**Exercise aim:** Could you turn the entries into a numbered list, starting with the line that contains "- photo-thumbnail[interactable]: [610, 294, 692, 354]" and going on through the line that contains "- grid-cell-29714[interactable]: 29714", and leave out any blank lines?

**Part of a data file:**
--------------------------------------------------

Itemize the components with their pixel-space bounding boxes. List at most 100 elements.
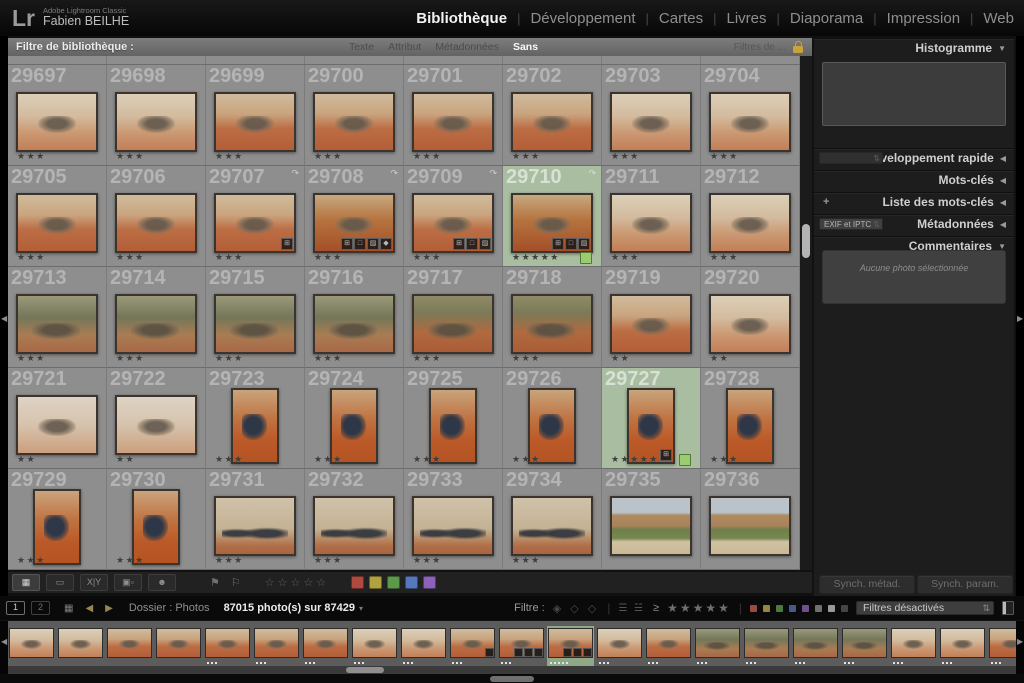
- photo-thumbnail[interactable]: [610, 294, 692, 354]
- filmstrip-item-13[interactable]: [596, 626, 643, 666]
- grid-cell-29720[interactable]: 29720 ★★: [701, 267, 800, 368]
- left-panel-strip[interactable]: ◀: [0, 36, 8, 596]
- sync-metadata-button[interactable]: Synch. métad.: [819, 575, 915, 594]
- filter-color-dot[interactable]: [763, 604, 770, 612]
- photo-thumbnail[interactable]: [610, 193, 692, 253]
- star-rating[interactable]: ★★★: [215, 455, 244, 464]
- right-panel-strip[interactable]: ▶: [1016, 36, 1024, 596]
- filter-color-dot[interactable]: [776, 604, 783, 612]
- forward-arrow-icon[interactable]: ▶: [105, 603, 113, 614]
- people-view-icon[interactable]: ☻: [148, 574, 176, 591]
- grid-cell-29714[interactable]: 29714 ★★★: [107, 267, 206, 368]
- color-label-chip[interactable]: [387, 576, 401, 589]
- filmstrip-item-17[interactable]: [792, 626, 839, 666]
- photo-thumbnail[interactable]: [709, 193, 791, 253]
- grid-cell-29727[interactable]: 29727 ⊞ ★★★★★: [602, 368, 701, 469]
- grid-cell-29733[interactable]: 29733 ★★★: [404, 469, 503, 570]
- star-rating[interactable]: ★★★: [413, 556, 442, 565]
- star-rating[interactable]: ★★★: [413, 455, 442, 464]
- grid-cell-29719[interactable]: 29719 ★★: [602, 267, 701, 368]
- grid-view-icon[interactable]: ▦: [12, 574, 40, 591]
- grid-cell-29706[interactable]: 29706 ★★★: [107, 166, 206, 267]
- filmstrip-thumbnail[interactable]: [940, 628, 985, 658]
- photo-thumbnail[interactable]: [511, 496, 593, 556]
- scroll-right-icon[interactable]: ▶: [1017, 637, 1023, 646]
- star-rating[interactable]: ★★★: [116, 354, 145, 363]
- grid-cell-29700[interactable]: 29700 ★★★: [305, 65, 404, 166]
- filmstrip-item-15[interactable]: [694, 626, 741, 666]
- star-rating[interactable]: ★★★: [710, 152, 739, 161]
- star-rating[interactable]: ★★: [116, 455, 135, 464]
- collapse-right-panel-icon[interactable]: ▶: [1017, 314, 1023, 323]
- filmstrip-thumbnail[interactable]: [793, 628, 838, 658]
- photo-thumbnail[interactable]: [412, 92, 494, 152]
- star-rating[interactable]: ★★★: [314, 455, 343, 464]
- filter-list-icons[interactable]: ☰ ☱: [618, 603, 645, 614]
- grid-scrollbar[interactable]: [800, 56, 812, 570]
- star-rating[interactable]: ★★★: [215, 556, 244, 565]
- filmstrip-thumbnail[interactable]: [254, 628, 299, 658]
- window-2-button[interactable]: 2: [31, 601, 50, 615]
- keyword-list-header[interactable]: + Liste des mots-clés ◀: [814, 192, 1014, 211]
- back-arrow-icon[interactable]: ◀: [85, 603, 93, 614]
- star-rating[interactable]: ★★: [17, 455, 36, 464]
- filmstrip-left-scroll[interactable]: ◀: [0, 621, 8, 674]
- photo-thumbnail[interactable]: [214, 496, 296, 556]
- star-rating[interactable]: ★★★: [314, 354, 343, 363]
- sync-settings-button[interactable]: Synch. param.: [917, 575, 1013, 594]
- module-impression[interactable]: Impression: [887, 10, 960, 27]
- grid-cell-29702[interactable]: 29702 ★★★: [503, 65, 602, 166]
- photo-thumbnail[interactable]: ⊞ □ ▨: [511, 193, 593, 253]
- quick-develop-preset-dropdown[interactable]: ⇅: [819, 152, 883, 164]
- grid-cell-29734[interactable]: 29734 ★★★: [503, 469, 602, 570]
- grid-cell-29708[interactable]: 29708 ↷ ⊞ □ ▨ ◆ ★★★: [305, 166, 404, 267]
- compare-view-icon[interactable]: X|Y: [80, 574, 108, 591]
- filmstrip-thumbnail[interactable]: [352, 628, 397, 658]
- filmstrip-thumbnail[interactable]: [401, 628, 446, 658]
- rating-operator[interactable]: ≥: [653, 602, 659, 614]
- filmstrip-item-7[interactable]: [302, 626, 349, 666]
- grid-cell-29705[interactable]: 29705 ★★★: [8, 166, 107, 267]
- star-rating[interactable]: ★★★: [17, 253, 46, 262]
- keywords-header[interactable]: Mots-clés ◀: [814, 170, 1014, 189]
- filmstrip-scrollbar-thumb[interactable]: [346, 667, 384, 673]
- star-rating[interactable]: ★★★: [17, 354, 46, 363]
- filter-color-dot[interactable]: [828, 604, 835, 612]
- filmstrip-item-8[interactable]: [351, 626, 398, 666]
- filmstrip-scrollbar[interactable]: [8, 666, 1016, 674]
- filter-toggle-switch[interactable]: [1002, 601, 1014, 615]
- scrollbar-thumb[interactable]: [802, 224, 810, 258]
- grid-cell-29710[interactable]: 29710 ↷ ⊞ □ ▨ ★★★★★: [503, 166, 602, 267]
- filmstrip-item-16[interactable]: [743, 626, 790, 666]
- photo-thumbnail[interactable]: ⊞: [627, 388, 675, 464]
- filmstrip-thumbnail[interactable]: [156, 628, 201, 658]
- filmstrip-item-4[interactable]: [155, 626, 202, 666]
- grid-cell-29713[interactable]: 29713 ★★★: [8, 267, 107, 368]
- grid-cell-29698[interactable]: 29698 ★★★: [107, 65, 206, 166]
- star-rating[interactable]: ★★★: [512, 455, 541, 464]
- filmstrip-right-scroll[interactable]: ▶: [1016, 621, 1024, 674]
- grid-cell-29723[interactable]: 29723 ★★★: [206, 368, 305, 469]
- filmstrip-item-20[interactable]: [939, 626, 986, 666]
- filmstrip-thumbnail[interactable]: [107, 628, 152, 658]
- photo-thumbnail[interactable]: [412, 294, 494, 354]
- star-rating[interactable]: ★★★: [17, 152, 46, 161]
- photo-thumbnail[interactable]: [511, 92, 593, 152]
- filmstrip-item-9[interactable]: [400, 626, 447, 666]
- star-rating[interactable]: ★★★: [116, 556, 145, 565]
- star-rating[interactable]: ★★★: [512, 354, 541, 363]
- filmstrip-thumbnail[interactable]: [205, 628, 250, 658]
- filter-color-dot[interactable]: [841, 604, 848, 612]
- photo-thumbnail[interactable]: [231, 388, 279, 464]
- star-rating[interactable]: ★★: [611, 354, 630, 363]
- photo-thumbnail[interactable]: [132, 489, 180, 565]
- grid-cell-29715[interactable]: 29715 ★★★: [206, 267, 305, 368]
- grid-cell-29730[interactable]: 29730 ★★★: [107, 469, 206, 570]
- photo-thumbnail[interactable]: [313, 92, 395, 152]
- grid-cell-29724[interactable]: 29724 ★★★: [305, 368, 404, 469]
- photo-thumbnail[interactable]: [115, 294, 197, 354]
- filmstrip-item-10[interactable]: [449, 626, 496, 666]
- histogram-display[interactable]: [822, 62, 1006, 126]
- photo-thumbnail[interactable]: [330, 388, 378, 464]
- filter-option-métadonnées[interactable]: Métadonnées: [435, 41, 499, 53]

--------------------------------------------------

**Answer to the exercise:**
1. - photo-thumbnail[interactable]: [610, 294, 692, 354]
2. - filmstrip-item-13[interactable]: [596, 626, 643, 666]
3. - grid-cell-29720[interactable]: 29720 ★★: [701, 267, 800, 368]
4. - left-panel-strip[interactable]: ◀: [0, 36, 8, 596]
5. - sync-metadata-button[interactable]: Synch. métad.: [819, 575, 915, 594]
6. - filter-color-dot[interactable]: [763, 604, 770, 612]
7. - photo-thumbnail[interactable]: [610, 193, 692, 253]
8. - star-rating[interactable]: ★★★: [215, 455, 244, 464]
9. - right-panel-strip[interactable]: ▶: [1016, 36, 1024, 596]
10. - filter-color-dot[interactable]: [776, 604, 783, 612]
11. - forward-arrow-icon[interactable]: ▶: [105, 603, 113, 614]
12. - people-view-icon[interactable]: ☻: [148, 574, 176, 591]
13. - grid-cell-29714[interactable]: 29714 ★★★: [107, 267, 206, 368]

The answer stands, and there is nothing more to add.